---- DATA TO PROCESS
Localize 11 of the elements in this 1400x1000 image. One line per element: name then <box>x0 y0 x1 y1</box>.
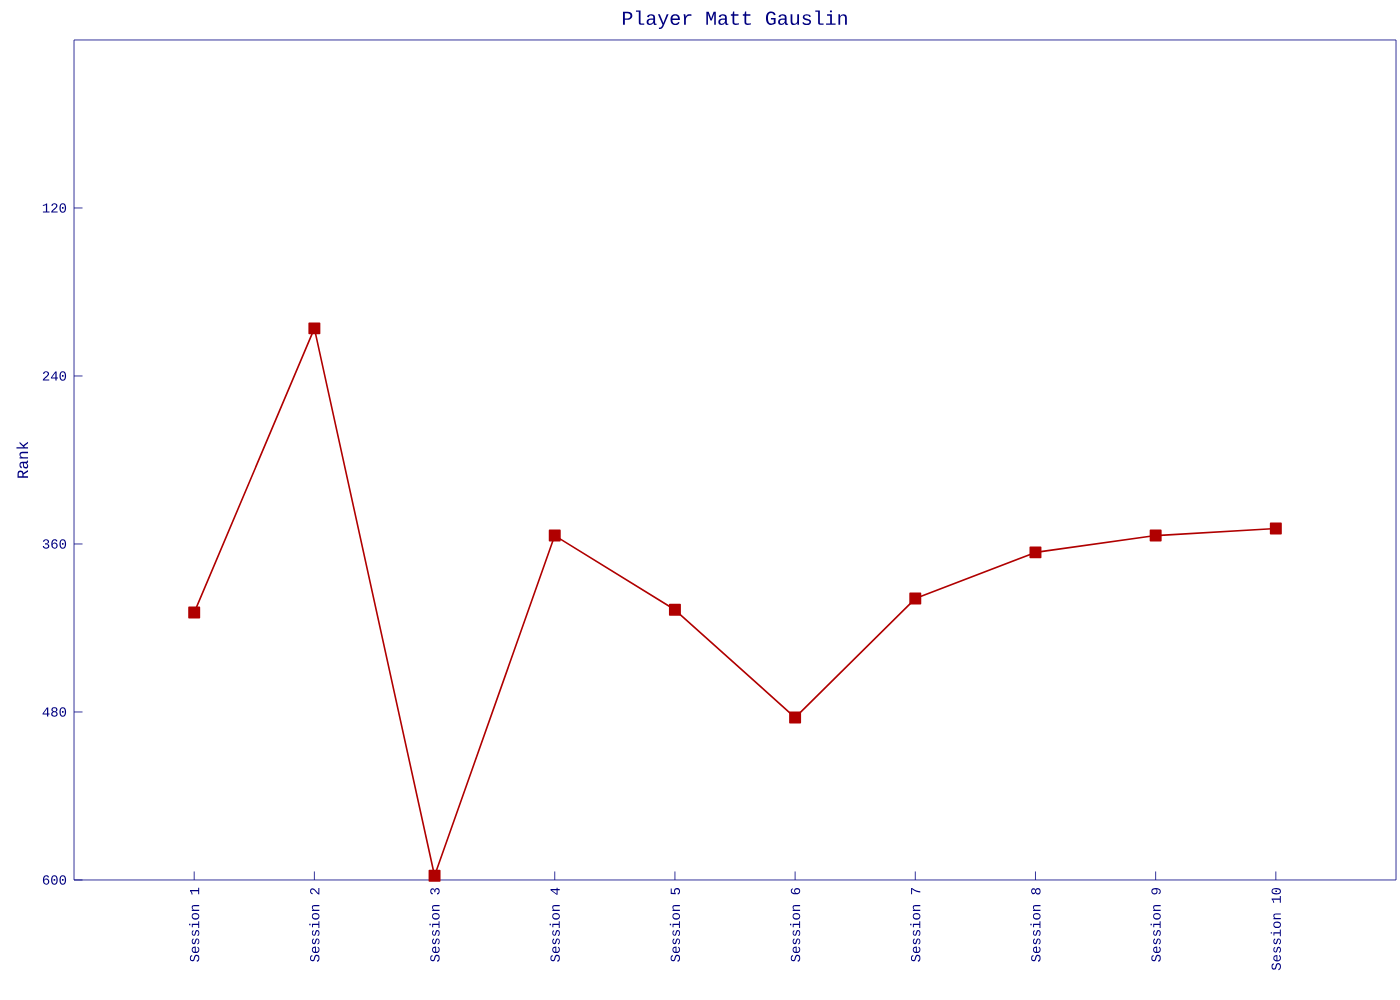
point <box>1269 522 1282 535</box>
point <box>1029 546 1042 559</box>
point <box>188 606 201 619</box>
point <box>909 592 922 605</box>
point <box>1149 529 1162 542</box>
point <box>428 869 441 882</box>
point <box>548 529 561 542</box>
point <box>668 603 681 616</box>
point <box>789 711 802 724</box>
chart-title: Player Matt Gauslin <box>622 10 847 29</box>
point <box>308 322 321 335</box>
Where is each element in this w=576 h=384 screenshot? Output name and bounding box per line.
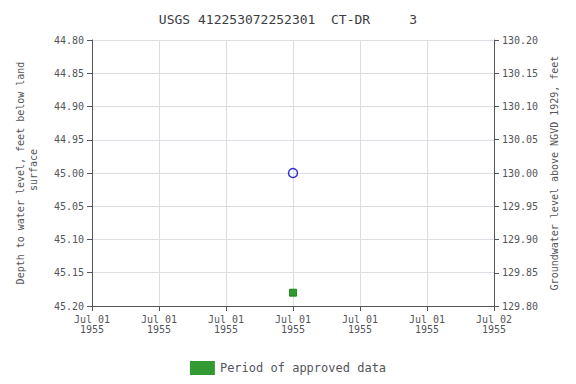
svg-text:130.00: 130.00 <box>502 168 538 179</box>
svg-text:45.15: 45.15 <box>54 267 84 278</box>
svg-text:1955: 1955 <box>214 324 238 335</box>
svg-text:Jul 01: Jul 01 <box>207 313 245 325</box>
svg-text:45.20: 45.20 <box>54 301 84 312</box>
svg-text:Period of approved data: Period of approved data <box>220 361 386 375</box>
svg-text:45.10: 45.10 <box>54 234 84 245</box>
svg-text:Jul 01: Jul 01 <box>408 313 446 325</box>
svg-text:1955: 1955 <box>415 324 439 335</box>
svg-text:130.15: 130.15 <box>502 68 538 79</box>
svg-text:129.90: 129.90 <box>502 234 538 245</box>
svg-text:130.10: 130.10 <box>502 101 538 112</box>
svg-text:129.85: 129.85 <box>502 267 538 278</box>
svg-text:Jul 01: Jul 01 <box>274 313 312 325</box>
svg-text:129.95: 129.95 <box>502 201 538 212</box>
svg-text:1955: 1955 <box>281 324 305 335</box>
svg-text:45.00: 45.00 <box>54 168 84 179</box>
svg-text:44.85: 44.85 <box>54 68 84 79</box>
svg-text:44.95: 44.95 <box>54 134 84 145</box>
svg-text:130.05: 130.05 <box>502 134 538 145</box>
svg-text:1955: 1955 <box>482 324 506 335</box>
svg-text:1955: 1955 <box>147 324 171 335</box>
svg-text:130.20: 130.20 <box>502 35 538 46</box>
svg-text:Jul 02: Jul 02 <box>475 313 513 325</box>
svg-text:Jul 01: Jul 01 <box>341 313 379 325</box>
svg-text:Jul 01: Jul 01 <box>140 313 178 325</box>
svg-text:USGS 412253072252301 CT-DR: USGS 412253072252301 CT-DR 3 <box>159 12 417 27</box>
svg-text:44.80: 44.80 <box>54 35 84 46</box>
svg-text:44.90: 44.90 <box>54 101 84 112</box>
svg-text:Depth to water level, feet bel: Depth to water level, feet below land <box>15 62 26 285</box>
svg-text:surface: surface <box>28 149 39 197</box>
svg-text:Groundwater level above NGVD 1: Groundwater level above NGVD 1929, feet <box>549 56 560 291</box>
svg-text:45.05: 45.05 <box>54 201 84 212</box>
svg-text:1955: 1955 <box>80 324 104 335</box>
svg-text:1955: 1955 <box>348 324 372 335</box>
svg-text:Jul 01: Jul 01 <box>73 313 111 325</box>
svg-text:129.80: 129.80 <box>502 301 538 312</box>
--------
*GIVEN REQUEST*: Turn the lines above into a JSON list of strings, one string per line, with blank lines and the picture markers left out.

*RESPONSE FOR THIS EXERCISE*:
[
  "Localize 11 of the elements in this 1400x1000 image. One line per element: name then <box>x0 y0 x1 y1</box>.",
  "point <box>1269 522 1282 535</box>",
  "point <box>1029 546 1042 559</box>",
  "point <box>188 606 201 619</box>",
  "point <box>909 592 922 605</box>",
  "point <box>1149 529 1162 542</box>",
  "point <box>428 869 441 882</box>",
  "point <box>548 529 561 542</box>",
  "point <box>668 603 681 616</box>",
  "point <box>789 711 802 724</box>",
  "chart-title: Player Matt Gauslin <box>622 10 847 29</box>",
  "point <box>308 322 321 335</box>",
  "Where is each element in this w=576 h=384 screenshot? Output name and bounding box per line.",
  "svg-text:130.00: 130.00 <box>502 168 538 179</box>",
  "svg-text:45.15: 45.15 <box>54 267 84 278</box>",
  "svg-text:1955: 1955 <box>214 324 238 335</box>",
  "svg-text:Jul 01: Jul 01 <box>207 313 245 325</box>",
  "svg-text:45.20: 45.20 <box>54 301 84 312</box>",
  "svg-text:Period of approved data: Period of approved data <box>220 361 386 375</box>",
  "svg-text:45.10: 45.10 <box>54 234 84 245</box>",
  "svg-text:Jul 01: Jul 01 <box>408 313 446 325</box>",
  "svg-text:1955: 1955 <box>415 324 439 335</box>",
  "svg-text:130.15: 130.15 <box>502 68 538 79</box>",
  "svg-text:129.90: 129.90 <box>502 234 538 245</box>",
  "svg-text:130.10: 130.10 <box>502 101 538 112</box>",
  "svg-text:129.85: 129.85 <box>502 267 538 278</box>",
  "svg-text:Jul 01: Jul 01 <box>274 313 312 325</box>",
  "svg-text:129.95: 129.95 <box>502 201 538 212</box>",
  "svg-text:1955: 1955 <box>281 324 305 335</box>",
  "svg-text:45.00: 45.00 <box>54 168 84 179</box>",
  "svg-text:44.85: 44.85 <box>54 68 84 79</box>",
  "svg-text:44.95: 44.95 <box>54 134 84 145</box>",
  "svg-text:130.05: 130.05 <box>502 134 538 145</box>",
  "svg-text:1955: 1955 <box>482 324 506 335</box>",
  "svg-text:1955: 1955 <box>147 324 171 335</box>",
  "svg-text:130.20: 130.20 <box>502 35 538 46</box>",
  "svg-text:Jul 02: Jul 02 <box>475 313 513 325</box>",
  "svg-text:Jul 01: Jul 01 <box>341 313 379 325</box>",
  "svg-text:Jul 01: Jul 01 <box>140 313 178 325</box>",
  "svg-text:USGS 412253072252301 CT-DR: USGS 412253072252301 CT-DR 3 <box>159 12 417 27</box>",
  "svg-text:44.80: 44.80 <box>54 35 84 46</box>",
  "svg-text:44.90: 44.90 <box>54 101 84 112</box>",
  "svg-text:Depth to water level, feet bel: Depth to water level, feet below land <box>15 62 26 285</box>",
  "svg-text:surface: surface <box>28 149 39 197</box>",
  "svg-text:Groundwater level above NGVD 1: Groundwater level above NGVD 1929, feet <box>549 56 560 291</box>",
  "svg-text:45.05: 45.05 <box>54 201 84 212</box>",
  "svg-text:1955: 1955 <box>80 324 104 335</box>",
  "svg-text:1955: 1955 <box>348 324 372 335</box>",
  "svg-text:Jul 01: Jul 01 <box>73 313 111 325</box>",
  "svg-text:129.80: 129.80 <box>502 301 538 312</box>"
]